======== ROWS

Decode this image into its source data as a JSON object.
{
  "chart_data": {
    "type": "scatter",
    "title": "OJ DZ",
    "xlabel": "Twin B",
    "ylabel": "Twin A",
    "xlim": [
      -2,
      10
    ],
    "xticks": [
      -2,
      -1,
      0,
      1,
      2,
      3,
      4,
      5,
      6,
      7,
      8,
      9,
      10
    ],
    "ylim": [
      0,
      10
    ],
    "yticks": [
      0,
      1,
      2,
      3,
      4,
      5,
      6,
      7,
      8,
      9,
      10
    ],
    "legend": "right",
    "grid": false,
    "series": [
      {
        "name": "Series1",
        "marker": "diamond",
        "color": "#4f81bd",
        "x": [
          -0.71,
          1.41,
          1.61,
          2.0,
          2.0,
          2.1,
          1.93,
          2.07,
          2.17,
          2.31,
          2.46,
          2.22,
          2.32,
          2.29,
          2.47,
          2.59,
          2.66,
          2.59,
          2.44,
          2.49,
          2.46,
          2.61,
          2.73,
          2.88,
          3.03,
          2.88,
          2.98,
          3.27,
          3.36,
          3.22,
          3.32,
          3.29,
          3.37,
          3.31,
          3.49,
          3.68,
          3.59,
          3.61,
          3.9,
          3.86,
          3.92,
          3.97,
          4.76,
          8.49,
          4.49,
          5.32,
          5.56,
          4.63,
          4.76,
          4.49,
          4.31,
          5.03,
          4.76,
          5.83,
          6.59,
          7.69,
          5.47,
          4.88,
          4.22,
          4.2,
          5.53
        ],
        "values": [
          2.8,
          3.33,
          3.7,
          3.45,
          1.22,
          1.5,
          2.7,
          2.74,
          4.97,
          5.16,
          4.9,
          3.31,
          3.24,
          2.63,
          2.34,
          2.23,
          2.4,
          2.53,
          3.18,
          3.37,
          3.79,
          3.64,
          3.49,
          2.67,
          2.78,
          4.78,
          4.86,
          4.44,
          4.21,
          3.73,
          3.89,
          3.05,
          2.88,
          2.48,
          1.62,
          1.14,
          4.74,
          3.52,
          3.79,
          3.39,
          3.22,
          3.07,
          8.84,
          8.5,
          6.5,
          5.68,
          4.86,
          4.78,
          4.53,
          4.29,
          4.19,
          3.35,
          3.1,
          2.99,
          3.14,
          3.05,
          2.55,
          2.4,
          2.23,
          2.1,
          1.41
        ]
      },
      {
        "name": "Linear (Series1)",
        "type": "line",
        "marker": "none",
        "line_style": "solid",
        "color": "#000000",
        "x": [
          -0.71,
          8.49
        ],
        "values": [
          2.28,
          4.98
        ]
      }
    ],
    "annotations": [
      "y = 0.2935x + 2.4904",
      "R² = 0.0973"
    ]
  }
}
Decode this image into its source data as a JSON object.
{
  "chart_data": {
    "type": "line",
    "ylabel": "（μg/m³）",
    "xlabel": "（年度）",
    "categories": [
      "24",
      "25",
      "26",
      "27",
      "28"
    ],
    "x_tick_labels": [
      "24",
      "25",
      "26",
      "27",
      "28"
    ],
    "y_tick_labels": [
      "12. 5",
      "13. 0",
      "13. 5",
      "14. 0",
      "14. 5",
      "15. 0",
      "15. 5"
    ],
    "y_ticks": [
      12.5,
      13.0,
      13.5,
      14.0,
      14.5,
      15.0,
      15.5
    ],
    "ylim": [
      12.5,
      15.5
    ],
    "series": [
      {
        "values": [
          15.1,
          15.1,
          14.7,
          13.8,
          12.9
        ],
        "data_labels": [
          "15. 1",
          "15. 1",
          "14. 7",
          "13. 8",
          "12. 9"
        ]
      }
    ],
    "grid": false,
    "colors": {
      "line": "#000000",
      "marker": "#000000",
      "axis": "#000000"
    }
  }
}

================

EXERCISE TASK -
Repeat the records above exactly as they appear.

FINISHED EXERCISE -
Decode this image into its source data as a JSON object.
{
  "chart_data": {
    "type": "scatter",
    "title": "OJ DZ",
    "xlabel": "Twin B",
    "ylabel": "Twin A",
    "xlim": [
      -2,
      10
    ],
    "xticks": [
      -2,
      -1,
      0,
      1,
      2,
      3,
      4,
      5,
      6,
      7,
      8,
      9,
      10
    ],
    "ylim": [
      0,
      10
    ],
    "yticks": [
      0,
      1,
      2,
      3,
      4,
      5,
      6,
      7,
      8,
      9,
      10
    ],
    "legend": "right",
    "grid": false,
    "series": [
      {
        "name": "Series1",
        "marker": "diamond",
        "color": "#4f81bd",
        "x": [
          -0.71,
          1.41,
          1.61,
          2.0,
          2.0,
          2.1,
          1.93,
          2.07,
          2.17,
          2.31,
          2.46,
          2.22,
          2.32,
          2.29,
          2.47,
          2.59,
          2.66,
          2.59,
          2.44,
          2.49,
          2.46,
          2.61,
          2.73,
          2.88,
          3.03,
          2.88,
          2.98,
          3.27,
          3.36,
          3.22,
          3.32,
          3.29,
          3.37,
          3.31,
          3.49,
          3.68,
          3.59,
          3.61,
          3.9,
          3.86,
          3.92,
          3.97,
          4.76,
          8.49,
          4.49,
          5.32,
          5.56,
          4.63,
          4.76,
          4.49,
          4.31,
          5.03,
          4.76,
          5.83,
          6.59,
          7.69,
          5.47,
          4.88,
          4.22,
          4.2,
          5.53
        ],
        "values": [
          2.8,
          3.33,
          3.7,
          3.45,
          1.22,
          1.5,
          2.7,
          2.74,
          4.97,
          5.16,
          4.9,
          3.31,
          3.24,
          2.63,
          2.34,
          2.23,
          2.4,
          2.53,
          3.18,
          3.37,
          3.79,
          3.64,
          3.49,
          2.67,
          2.78,
          4.78,
          4.86,
          4.44,
          4.21,
          3.73,
          3.89,
          3.05,
          2.88,
          2.48,
          1.62,
          1.14,
          4.74,
          3.52,
          3.79,
          3.39,
          3.22,
          3.07,
          8.84,
          8.5,
          6.5,
          5.68,
          4.86,
          4.78,
          4.53,
          4.29,
          4.19,
          3.35,
          3.1,
          2.99,
          3.14,
          3.05,
          2.55,
          2.4,
          2.23,
          2.1,
          1.41
        ]
      },
      {
        "name": "Linear (Series1)",
        "type": "line",
        "marker": "none",
        "line_style": "solid",
        "color": "#000000",
        "x": [
          -0.71,
          8.49
        ],
        "values": [
          2.28,
          4.98
        ]
      }
    ],
    "annotations": [
      "y = 0.2935x + 2.4904",
      "R² = 0.0973"
    ]
  }
}
Decode this image into its source data as a JSON object.
{
  "chart_data": {
    "type": "line",
    "ylabel": "（μg/m³）",
    "xlabel": "（年度）",
    "categories": [
      "24",
      "25",
      "26",
      "27",
      "28"
    ],
    "x_tick_labels": [
      "24",
      "25",
      "26",
      "27",
      "28"
    ],
    "y_tick_labels": [
      "12. 5",
      "13. 0",
      "13. 5",
      "14. 0",
      "14. 5",
      "15. 0",
      "15. 5"
    ],
    "y_ticks": [
      12.5,
      13.0,
      13.5,
      14.0,
      14.5,
      15.0,
      15.5
    ],
    "ylim": [
      12.5,
      15.5
    ],
    "series": [
      {
        "values": [
          15.1,
          15.1,
          14.7,
          13.8,
          12.9
        ],
        "data_labels": [
          "15. 1",
          "15. 1",
          "14. 7",
          "13. 8",
          "12. 9"
        ]
      }
    ],
    "grid": false,
    "colors": {
      "line": "#000000",
      "marker": "#000000",
      "axis": "#000000"
    }
  }
}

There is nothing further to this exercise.